◆ WHAT NEEDS TO BE DONE:
Give the entries again exactly, every one of them.
─── PROVIDED MATERIAL
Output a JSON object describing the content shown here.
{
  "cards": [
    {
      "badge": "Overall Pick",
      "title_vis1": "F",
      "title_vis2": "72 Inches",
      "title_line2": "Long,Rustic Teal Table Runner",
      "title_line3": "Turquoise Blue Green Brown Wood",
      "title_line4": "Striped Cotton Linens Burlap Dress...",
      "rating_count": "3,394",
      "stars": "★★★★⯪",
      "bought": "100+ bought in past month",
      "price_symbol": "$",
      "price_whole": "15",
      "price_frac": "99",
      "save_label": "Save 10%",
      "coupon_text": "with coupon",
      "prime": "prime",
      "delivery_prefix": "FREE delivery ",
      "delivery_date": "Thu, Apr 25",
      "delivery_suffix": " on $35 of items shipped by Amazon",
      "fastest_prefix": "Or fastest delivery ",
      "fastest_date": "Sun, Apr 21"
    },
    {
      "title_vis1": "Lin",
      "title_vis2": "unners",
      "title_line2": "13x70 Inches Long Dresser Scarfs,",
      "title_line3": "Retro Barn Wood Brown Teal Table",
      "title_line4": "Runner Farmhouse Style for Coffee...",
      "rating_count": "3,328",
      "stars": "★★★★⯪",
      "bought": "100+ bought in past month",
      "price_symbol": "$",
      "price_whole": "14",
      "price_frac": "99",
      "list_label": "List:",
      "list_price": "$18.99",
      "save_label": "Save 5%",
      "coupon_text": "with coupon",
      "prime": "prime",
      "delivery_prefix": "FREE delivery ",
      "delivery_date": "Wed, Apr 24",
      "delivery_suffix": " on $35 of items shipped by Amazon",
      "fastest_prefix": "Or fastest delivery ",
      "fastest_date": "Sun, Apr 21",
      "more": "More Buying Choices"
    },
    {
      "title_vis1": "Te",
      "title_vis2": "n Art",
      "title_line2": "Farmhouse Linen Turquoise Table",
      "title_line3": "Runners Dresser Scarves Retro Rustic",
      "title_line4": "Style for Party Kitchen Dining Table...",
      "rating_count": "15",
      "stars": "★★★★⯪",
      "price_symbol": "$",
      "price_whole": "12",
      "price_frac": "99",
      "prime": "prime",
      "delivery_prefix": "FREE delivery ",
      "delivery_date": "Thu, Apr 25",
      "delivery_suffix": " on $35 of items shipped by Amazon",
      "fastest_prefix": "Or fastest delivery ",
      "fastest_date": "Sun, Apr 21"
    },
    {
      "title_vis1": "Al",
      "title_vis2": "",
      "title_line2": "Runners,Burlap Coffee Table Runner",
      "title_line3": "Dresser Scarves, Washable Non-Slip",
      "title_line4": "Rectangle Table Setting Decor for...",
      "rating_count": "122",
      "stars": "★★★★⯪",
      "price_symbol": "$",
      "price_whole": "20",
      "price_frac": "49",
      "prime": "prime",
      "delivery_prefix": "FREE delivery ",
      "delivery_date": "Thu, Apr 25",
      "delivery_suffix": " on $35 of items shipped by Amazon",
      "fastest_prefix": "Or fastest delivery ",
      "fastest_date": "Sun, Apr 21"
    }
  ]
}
──────
◆ TASK ANSWER:
Output a JSON object describing the content shown here.
{
  "cards": [
    {
      "badge": "Overall Pick",
      "title_vis1": "F",
      "title_vis2": "72 Inches",
      "title_line2": "Long,Rustic Teal Table Runner",
      "title_line3": "Turquoise Blue Green Brown Wood",
      "title_line4": "Striped Cotton Linens Burlap Dress...",
      "rating_count": "3,394",
      "stars": "★★★★⯪",
      "bought": "100+ bought in past month",
      "price_symbol": "$",
      "price_whole": "15",
      "price_frac": "99",
      "save_label": "Save 10%",
      "coupon_text": "with coupon",
      "prime": "prime",
      "delivery_prefix": "FREE delivery ",
      "delivery_date": "Thu, Apr 25",
      "delivery_suffix": " on $35 of items shipped by Amazon",
      "fastest_prefix": "Or fastest delivery ",
      "fastest_date": "Sun, Apr 21"
    },
    {
      "title_vis1": "Lin",
      "title_vis2": "unners",
      "title_line2": "13x70 Inches Long Dresser Scarfs,",
      "title_line3": "Retro Barn Wood Brown Teal Table",
      "title_line4": "Runner Farmhouse Style for Coffee...",
      "rating_count": "3,328",
      "stars": "★★★★⯪",
      "bought": "100+ bought in past month",
      "price_symbol": "$",
      "price_whole": "14",
      "price_frac": "99",
      "list_label": "List:",
      "list_price": "$18.99",
      "save_label": "Save 5%",
      "coupon_text": "with coupon",
      "prime": "prime",
      "delivery_prefix": "FREE delivery ",
      "delivery_date": "Wed, Apr 24",
      "delivery_suffix": " on $35 of items shipped by Amazon",
      "fastest_prefix": "Or fastest delivery ",
      "fastest_date": "Sun, Apr 21",
      "more": "More Buying Choices"
    },
    {
      "title_vis1": "Te",
      "title_vis2": "n Art",
      "title_line2": "Farmhouse Linen Turquoise Table",
      "title_line3": "Runners Dresser Scarves Retro Rustic",
      "title_line4": "Style for Party Kitchen Dining Table...",
      "rating_count": "15",
      "stars": "★★★★⯪",
      "price_symbol": "$",
      "price_whole": "12",
      "price_frac": "99",
      "prime": "prime",
      "delivery_prefix": "FREE delivery ",
      "delivery_date": "Thu, Apr 25",
      "delivery_suffix": " on $35 of items shipped by Amazon",
      "fastest_prefix": "Or fastest delivery ",
      "fastest_date": "Sun, Apr 21"
    },
    {
      "title_vis1": "Al",
      "title_vis2": "",
      "title_line2": "Runners,Burlap Coffee Table Runner",
      "title_line3": "Dresser Scarves, Washable Non-Slip",
      "title_line4": "Rectangle Table Setting Decor for...",
      "rating_count": "122",
      "stars": "★★★★⯪",
      "price_symbol": "$",
      "price_whole": "20",
      "price_frac": "49",
      "prime": "prime",
      "delivery_prefix": "FREE delivery ",
      "delivery_date": "Thu, Apr 25",
      "delivery_suffix": " on $35 of items shipped by Amazon",
      "fastest_prefix": "Or fastest delivery ",
      "fastest_date": "Sun, Apr 21"
    }
  ]
}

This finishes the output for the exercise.